▸ **Set task**: The entries below contain pictures. Retype everything except those pictures, exactly as given.

▸ **Material supplied**:
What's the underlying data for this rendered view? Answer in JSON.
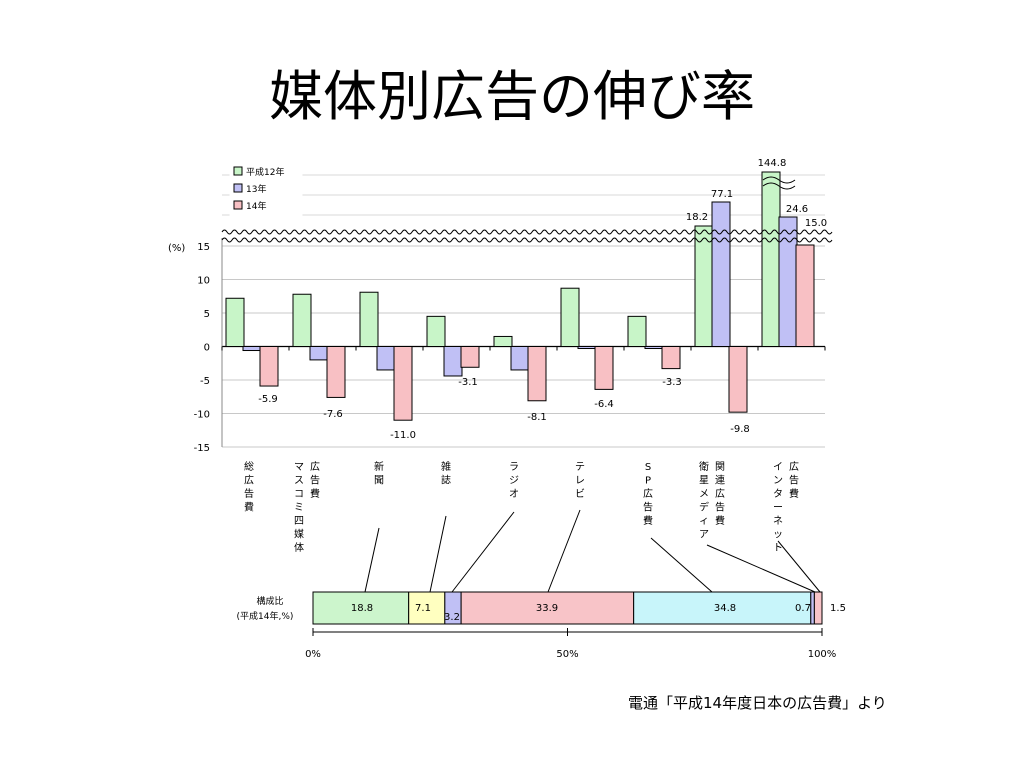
{
  "slide": {
    "title": "媒体別広告の伸び率",
    "source": "電通「平成14年度日本の広告費」より"
  },
  "chart_data": [
    {
      "type": "bar",
      "ylabel": "(%)",
      "ylim": [
        -15,
        15
      ],
      "yticks": [
        "15",
        "10",
        "5",
        "0",
        "-5",
        "-10",
        "-15"
      ],
      "axis_break": "above 15",
      "grid": true,
      "legend_position": "top-left",
      "categories": [
        "総広告費",
        "マスコミ四媒体広告費",
        "新聞",
        "雑誌",
        "ラジオ",
        "テレビ",
        "SP広告費",
        "衛星メディア関連広告費",
        "インターネット広告費"
      ],
      "category_label_columns": [
        [
          "総広告費"
        ],
        [
          "マスコミ四媒体",
          "広告費"
        ],
        [
          "新聞"
        ],
        [
          "雑誌"
        ],
        [
          "ラジオ"
        ],
        [
          "テレビ"
        ],
        [
          "SP広告費"
        ],
        [
          "衛星メディア",
          "関連広告費"
        ],
        [
          "インターネット",
          "広告費"
        ]
      ],
      "series": [
        {
          "name": "平成12年",
          "color": "#c8f5c8",
          "values": [
            7.2,
            7.8,
            8.1,
            4.5,
            1.5,
            8.7,
            4.5,
            18.2,
            144.8
          ]
        },
        {
          "name": "13年",
          "color": "#c0c0f5",
          "values": [
            -0.6,
            -2.0,
            -3.5,
            -4.4,
            -3.5,
            -0.3,
            -0.3,
            77.1,
            24.6
          ]
        },
        {
          "name": "14年",
          "color": "#f8c0c4",
          "values": [
            -5.9,
            -7.6,
            -11.0,
            -3.1,
            -8.1,
            -6.4,
            -3.3,
            -9.8,
            15.0
          ]
        }
      ],
      "data_labels": [
        {
          "category": "総広告費",
          "series": "14年",
          "text": "-5.9"
        },
        {
          "category": "マスコミ四媒体広告費",
          "series": "14年",
          "text": "-7.6"
        },
        {
          "category": "新聞",
          "series": "14年",
          "text": "-11.0"
        },
        {
          "category": "雑誌",
          "series": "14年",
          "text": "-3.1"
        },
        {
          "category": "ラジオ",
          "series": "14年",
          "text": "-8.1"
        },
        {
          "category": "テレビ",
          "series": "14年",
          "text": "-6.4"
        },
        {
          "category": "SP広告費",
          "series": "14年",
          "text": "-3.3"
        },
        {
          "category": "衛星メディア関連広告費",
          "series": "平成12年",
          "text": "18.2"
        },
        {
          "category": "衛星メディア関連広告費",
          "series": "13年",
          "text": "77.1"
        },
        {
          "category": "衛星メディア関連広告費",
          "series": "14年",
          "text": "-9.8"
        },
        {
          "category": "インターネット広告費",
          "series": "平成12年",
          "text": "144.8"
        },
        {
          "category": "インターネット広告費",
          "series": "13年",
          "text": "24.6"
        },
        {
          "category": "インターネット広告費",
          "series": "14年",
          "text": "15.0"
        }
      ]
    },
    {
      "type": "bar",
      "orientation": "horizontal-stacked-100",
      "label_lines": [
        "構成比",
        "(平成14年,%)"
      ],
      "xticks": [
        "0%",
        "50%",
        "100%"
      ],
      "segments": [
        {
          "category": "新聞",
          "value": 18.8,
          "label": "18.8",
          "color": "#ccf5cc"
        },
        {
          "category": "雑誌",
          "value": 7.1,
          "label": "7.1",
          "color": "#ffffc0"
        },
        {
          "category": "ラジオ",
          "value": 3.2,
          "label": "3.2",
          "color": "#c0c0f5"
        },
        {
          "category": "テレビ",
          "value": 33.9,
          "label": "33.9",
          "color": "#f8c4c8"
        },
        {
          "category": "SP広告費",
          "value": 34.8,
          "label": "34.8",
          "color": "#c8f5fa"
        },
        {
          "category": "衛星メディア関連広告費",
          "value": 0.7,
          "label": "0.7",
          "color": "#c0c0f5"
        },
        {
          "category": "インターネット広告費",
          "value": 1.5,
          "label": "1.5",
          "color": "#f8c4c8"
        }
      ]
    }
  ]
}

▸ **Reply to the exercise**:
What's the underlying data for this rendered view? Answer in JSON.
{
  "slide": {
    "title": "媒体別広告の伸び率",
    "source": "電通「平成14年度日本の広告費」より"
  },
  "chart_data": [
    {
      "type": "bar",
      "ylabel": "(%)",
      "ylim": [
        -15,
        15
      ],
      "yticks": [
        "15",
        "10",
        "5",
        "0",
        "-5",
        "-10",
        "-15"
      ],
      "axis_break": "above 15",
      "grid": true,
      "legend_position": "top-left",
      "categories": [
        "総広告費",
        "マスコミ四媒体広告費",
        "新聞",
        "雑誌",
        "ラジオ",
        "テレビ",
        "SP広告費",
        "衛星メディア関連広告費",
        "インターネット広告費"
      ],
      "category_label_columns": [
        [
          "総広告費"
        ],
        [
          "マスコミ四媒体",
          "広告費"
        ],
        [
          "新聞"
        ],
        [
          "雑誌"
        ],
        [
          "ラジオ"
        ],
        [
          "テレビ"
        ],
        [
          "SP広告費"
        ],
        [
          "衛星メディア",
          "関連広告費"
        ],
        [
          "インターネット",
          "広告費"
        ]
      ],
      "series": [
        {
          "name": "平成12年",
          "color": "#c8f5c8",
          "values": [
            7.2,
            7.8,
            8.1,
            4.5,
            1.5,
            8.7,
            4.5,
            18.2,
            144.8
          ]
        },
        {
          "name": "13年",
          "color": "#c0c0f5",
          "values": [
            -0.6,
            -2.0,
            -3.5,
            -4.4,
            -3.5,
            -0.3,
            -0.3,
            77.1,
            24.6
          ]
        },
        {
          "name": "14年",
          "color": "#f8c0c4",
          "values": [
            -5.9,
            -7.6,
            -11.0,
            -3.1,
            -8.1,
            -6.4,
            -3.3,
            -9.8,
            15.0
          ]
        }
      ],
      "data_labels": [
        {
          "category": "総広告費",
          "series": "14年",
          "text": "-5.9"
        },
        {
          "category": "マスコミ四媒体広告費",
          "series": "14年",
          "text": "-7.6"
        },
        {
          "category": "新聞",
          "series": "14年",
          "text": "-11.0"
        },
        {
          "category": "雑誌",
          "series": "14年",
          "text": "-3.1"
        },
        {
          "category": "ラジオ",
          "series": "14年",
          "text": "-8.1"
        },
        {
          "category": "テレビ",
          "series": "14年",
          "text": "-6.4"
        },
        {
          "category": "SP広告費",
          "series": "14年",
          "text": "-3.3"
        },
        {
          "category": "衛星メディア関連広告費",
          "series": "平成12年",
          "text": "18.2"
        },
        {
          "category": "衛星メディア関連広告費",
          "series": "13年",
          "text": "77.1"
        },
        {
          "category": "衛星メディア関連広告費",
          "series": "14年",
          "text": "-9.8"
        },
        {
          "category": "インターネット広告費",
          "series": "平成12年",
          "text": "144.8"
        },
        {
          "category": "インターネット広告費",
          "series": "13年",
          "text": "24.6"
        },
        {
          "category": "インターネット広告費",
          "series": "14年",
          "text": "15.0"
        }
      ]
    },
    {
      "type": "bar",
      "orientation": "horizontal-stacked-100",
      "label_lines": [
        "構成比",
        "(平成14年,%)"
      ],
      "xticks": [
        "0%",
        "50%",
        "100%"
      ],
      "segments": [
        {
          "category": "新聞",
          "value": 18.8,
          "label": "18.8",
          "color": "#ccf5cc"
        },
        {
          "category": "雑誌",
          "value": 7.1,
          "label": "7.1",
          "color": "#ffffc0"
        },
        {
          "category": "ラジオ",
          "value": 3.2,
          "label": "3.2",
          "color": "#c0c0f5"
        },
        {
          "category": "テレビ",
          "value": 33.9,
          "label": "33.9",
          "color": "#f8c4c8"
        },
        {
          "category": "SP広告費",
          "value": 34.8,
          "label": "34.8",
          "color": "#c8f5fa"
        },
        {
          "category": "衛星メディア関連広告費",
          "value": 0.7,
          "label": "0.7",
          "color": "#c0c0f5"
        },
        {
          "category": "インターネット広告費",
          "value": 1.5,
          "label": "1.5",
          "color": "#f8c4c8"
        }
      ]
    }
  ]
}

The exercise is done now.